**What this task involves:**
Would you transcribe all of the data exactly, down to the last character?

[BEGIN Input records]

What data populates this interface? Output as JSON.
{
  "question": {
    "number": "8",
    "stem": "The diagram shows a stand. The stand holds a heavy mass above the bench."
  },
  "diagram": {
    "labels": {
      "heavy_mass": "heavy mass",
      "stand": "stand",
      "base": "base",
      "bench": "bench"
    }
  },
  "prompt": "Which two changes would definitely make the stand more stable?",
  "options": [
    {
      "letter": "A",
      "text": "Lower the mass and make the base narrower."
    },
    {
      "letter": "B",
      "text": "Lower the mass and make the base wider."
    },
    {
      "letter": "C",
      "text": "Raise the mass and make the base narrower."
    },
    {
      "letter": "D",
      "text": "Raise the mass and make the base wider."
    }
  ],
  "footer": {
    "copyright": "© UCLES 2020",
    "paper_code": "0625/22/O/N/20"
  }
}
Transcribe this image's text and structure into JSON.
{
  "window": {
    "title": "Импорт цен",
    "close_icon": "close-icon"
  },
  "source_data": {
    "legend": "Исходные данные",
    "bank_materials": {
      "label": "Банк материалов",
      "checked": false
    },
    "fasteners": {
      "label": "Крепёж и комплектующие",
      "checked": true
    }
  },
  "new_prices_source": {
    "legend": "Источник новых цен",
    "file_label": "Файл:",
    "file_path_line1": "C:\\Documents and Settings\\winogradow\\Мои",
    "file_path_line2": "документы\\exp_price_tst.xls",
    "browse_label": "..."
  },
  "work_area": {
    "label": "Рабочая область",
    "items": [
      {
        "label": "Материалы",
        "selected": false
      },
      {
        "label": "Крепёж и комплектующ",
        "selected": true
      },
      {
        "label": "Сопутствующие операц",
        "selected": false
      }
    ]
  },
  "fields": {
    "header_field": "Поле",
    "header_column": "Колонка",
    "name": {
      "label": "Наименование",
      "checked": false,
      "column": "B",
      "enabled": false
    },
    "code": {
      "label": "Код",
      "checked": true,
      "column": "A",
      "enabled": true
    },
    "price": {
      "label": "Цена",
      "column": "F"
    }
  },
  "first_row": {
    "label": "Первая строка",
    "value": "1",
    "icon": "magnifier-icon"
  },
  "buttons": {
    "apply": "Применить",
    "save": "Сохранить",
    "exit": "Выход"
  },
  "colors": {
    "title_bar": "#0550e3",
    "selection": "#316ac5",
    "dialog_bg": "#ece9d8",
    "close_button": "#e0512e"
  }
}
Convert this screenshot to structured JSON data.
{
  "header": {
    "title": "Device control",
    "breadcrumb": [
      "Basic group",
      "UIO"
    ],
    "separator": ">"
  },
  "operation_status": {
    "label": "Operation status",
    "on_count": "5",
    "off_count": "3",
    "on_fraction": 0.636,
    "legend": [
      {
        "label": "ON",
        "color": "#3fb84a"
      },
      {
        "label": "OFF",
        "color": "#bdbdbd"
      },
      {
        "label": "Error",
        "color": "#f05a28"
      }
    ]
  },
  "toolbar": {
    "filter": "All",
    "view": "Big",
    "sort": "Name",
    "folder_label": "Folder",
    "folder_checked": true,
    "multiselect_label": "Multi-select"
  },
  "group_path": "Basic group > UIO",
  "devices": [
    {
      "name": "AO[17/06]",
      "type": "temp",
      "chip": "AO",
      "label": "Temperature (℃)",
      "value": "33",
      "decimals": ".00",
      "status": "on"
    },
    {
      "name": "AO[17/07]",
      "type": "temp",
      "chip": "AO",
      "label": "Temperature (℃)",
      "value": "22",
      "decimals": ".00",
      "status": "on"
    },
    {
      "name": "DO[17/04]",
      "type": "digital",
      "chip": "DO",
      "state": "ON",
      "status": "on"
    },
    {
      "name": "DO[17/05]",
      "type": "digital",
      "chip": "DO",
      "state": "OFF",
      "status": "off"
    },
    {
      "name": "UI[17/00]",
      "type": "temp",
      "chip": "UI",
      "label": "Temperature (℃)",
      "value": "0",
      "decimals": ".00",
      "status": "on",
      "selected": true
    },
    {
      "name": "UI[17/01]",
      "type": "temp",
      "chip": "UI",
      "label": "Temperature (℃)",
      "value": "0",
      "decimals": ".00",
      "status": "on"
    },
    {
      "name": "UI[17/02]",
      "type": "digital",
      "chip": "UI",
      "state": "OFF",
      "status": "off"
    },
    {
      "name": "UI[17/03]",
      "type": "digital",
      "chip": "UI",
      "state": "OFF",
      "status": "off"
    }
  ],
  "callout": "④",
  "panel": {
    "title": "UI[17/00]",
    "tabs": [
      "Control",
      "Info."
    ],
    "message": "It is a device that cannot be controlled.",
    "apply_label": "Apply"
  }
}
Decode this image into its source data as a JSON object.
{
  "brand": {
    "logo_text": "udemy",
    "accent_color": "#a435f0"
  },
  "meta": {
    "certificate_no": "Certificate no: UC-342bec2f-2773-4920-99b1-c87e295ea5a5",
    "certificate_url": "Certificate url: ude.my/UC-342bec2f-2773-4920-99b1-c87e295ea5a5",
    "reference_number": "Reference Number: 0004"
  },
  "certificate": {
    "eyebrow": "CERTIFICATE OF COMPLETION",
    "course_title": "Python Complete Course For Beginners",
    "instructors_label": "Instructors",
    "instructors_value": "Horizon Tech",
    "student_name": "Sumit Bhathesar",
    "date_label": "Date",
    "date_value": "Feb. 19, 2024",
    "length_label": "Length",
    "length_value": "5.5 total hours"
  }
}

[END Input records]

**Output below:**
What data populates this interface? Output as JSON.
{
  "question": {
    "number": "8",
    "stem": "The diagram shows a stand. The stand holds a heavy mass above the bench."
  },
  "diagram": {
    "labels": {
      "heavy_mass": "heavy mass",
      "stand": "stand",
      "base": "base",
      "bench": "bench"
    }
  },
  "prompt": "Which two changes would definitely make the stand more stable?",
  "options": [
    {
      "letter": "A",
      "text": "Lower the mass and make the base narrower."
    },
    {
      "letter": "B",
      "text": "Lower the mass and make the base wider."
    },
    {
      "letter": "C",
      "text": "Raise the mass and make the base narrower."
    },
    {
      "letter": "D",
      "text": "Raise the mass and make the base wider."
    }
  ],
  "footer": {
    "copyright": "© UCLES 2020",
    "paper_code": "0625/22/O/N/20"
  }
}
Transcribe this image's text and structure into JSON.
{
  "window": {
    "title": "Импорт цен",
    "close_icon": "close-icon"
  },
  "source_data": {
    "legend": "Исходные данные",
    "bank_materials": {
      "label": "Банк материалов",
      "checked": false
    },
    "fasteners": {
      "label": "Крепёж и комплектующие",
      "checked": true
    }
  },
  "new_prices_source": {
    "legend": "Источник новых цен",
    "file_label": "Файл:",
    "file_path_line1": "C:\\Documents and Settings\\winogradow\\Мои",
    "file_path_line2": "документы\\exp_price_tst.xls",
    "browse_label": "..."
  },
  "work_area": {
    "label": "Рабочая область",
    "items": [
      {
        "label": "Материалы",
        "selected": false
      },
      {
        "label": "Крепёж и комплектующ",
        "selected": true
      },
      {
        "label": "Сопутствующие операц",
        "selected": false
      }
    ]
  },
  "fields": {
    "header_field": "Поле",
    "header_column": "Колонка",
    "name": {
      "label": "Наименование",
      "checked": false,
      "column": "B",
      "enabled": false
    },
    "code": {
      "label": "Код",
      "checked": true,
      "column": "A",
      "enabled": true
    },
    "price": {
      "label": "Цена",
      "column": "F"
    }
  },
  "first_row": {
    "label": "Первая строка",
    "value": "1",
    "icon": "magnifier-icon"
  },
  "buttons": {
    "apply": "Применить",
    "save": "Сохранить",
    "exit": "Выход"
  },
  "colors": {
    "title_bar": "#0550e3",
    "selection": "#316ac5",
    "dialog_bg": "#ece9d8",
    "close_button": "#e0512e"
  }
}
Convert this screenshot to structured JSON data.
{
  "header": {
    "title": "Device control",
    "breadcrumb": [
      "Basic group",
      "UIO"
    ],
    "separator": ">"
  },
  "operation_status": {
    "label": "Operation status",
    "on_count": "5",
    "off_count": "3",
    "on_fraction": 0.636,
    "legend": [
      {
        "label": "ON",
        "color": "#3fb84a"
      },
      {
        "label": "OFF",
        "color": "#bdbdbd"
      },
      {
        "label": "Error",
        "color": "#f05a28"
      }
    ]
  },
  "toolbar": {
    "filter": "All",
    "view": "Big",
    "sort": "Name",
    "folder_label": "Folder",
    "folder_checked": true,
    "multiselect_label": "Multi-select"
  },
  "group_path": "Basic group > UIO",
  "devices": [
    {
      "name": "AO[17/06]",
      "type": "temp",
      "chip": "AO",
      "label": "Temperature (℃)",
      "value": "33",
      "decimals": ".00",
      "status": "on"
    },
    {
      "name": "AO[17/07]",
      "type": "temp",
      "chip": "AO",
      "label": "Temperature (℃)",
      "value": "22",
      "decimals": ".00",
      "status": "on"
    },
    {
      "name": "DO[17/04]",
      "type": "digital",
      "chip": "DO",
      "state": "ON",
      "status": "on"
    },
    {
      "name": "DO[17/05]",
      "type": "digital",
      "chip": "DO",
      "state": "OFF",
      "status": "off"
    },
    {
      "name": "UI[17/00]",
      "type": "temp",
      "chip": "UI",
      "label": "Temperature (℃)",
      "value": "0",
      "decimals": ".00",
      "status": "on",
      "selected": true
    },
    {
      "name": "UI[17/01]",
      "type": "temp",
      "chip": "UI",
      "label": "Temperature (℃)",
      "value": "0",
      "decimals": ".00",
      "status": "on"
    },
    {
      "name": "UI[17/02]",
      "type": "digital",
      "chip": "UI",
      "state": "OFF",
      "status": "off"
    },
    {
      "name": "UI[17/03]",
      "type": "digital",
      "chip": "UI",
      "state": "OFF",
      "status": "off"
    }
  ],
  "callout": "④",
  "panel": {
    "title": "UI[17/00]",
    "tabs": [
      "Control",
      "Info."
    ],
    "message": "It is a device that cannot be controlled.",
    "apply_label": "Apply"
  }
}
Decode this image into its source data as a JSON object.
{
  "brand": {
    "logo_text": "udemy",
    "accent_color": "#a435f0"
  },
  "meta": {
    "certificate_no": "Certificate no: UC-342bec2f-2773-4920-99b1-c87e295ea5a5",
    "certificate_url": "Certificate url: ude.my/UC-342bec2f-2773-4920-99b1-c87e295ea5a5",
    "reference_number": "Reference Number: 0004"
  },
  "certificate": {
    "eyebrow": "CERTIFICATE OF COMPLETION",
    "course_title": "Python Complete Course For Beginners",
    "instructors_label": "Instructors",
    "instructors_value": "Horizon Tech",
    "student_name": "Sumit Bhathesar",
    "date_label": "Date",
    "date_value": "Feb. 19, 2024",
    "length_label": "Length",
    "length_value": "5.5 total hours"
  }
}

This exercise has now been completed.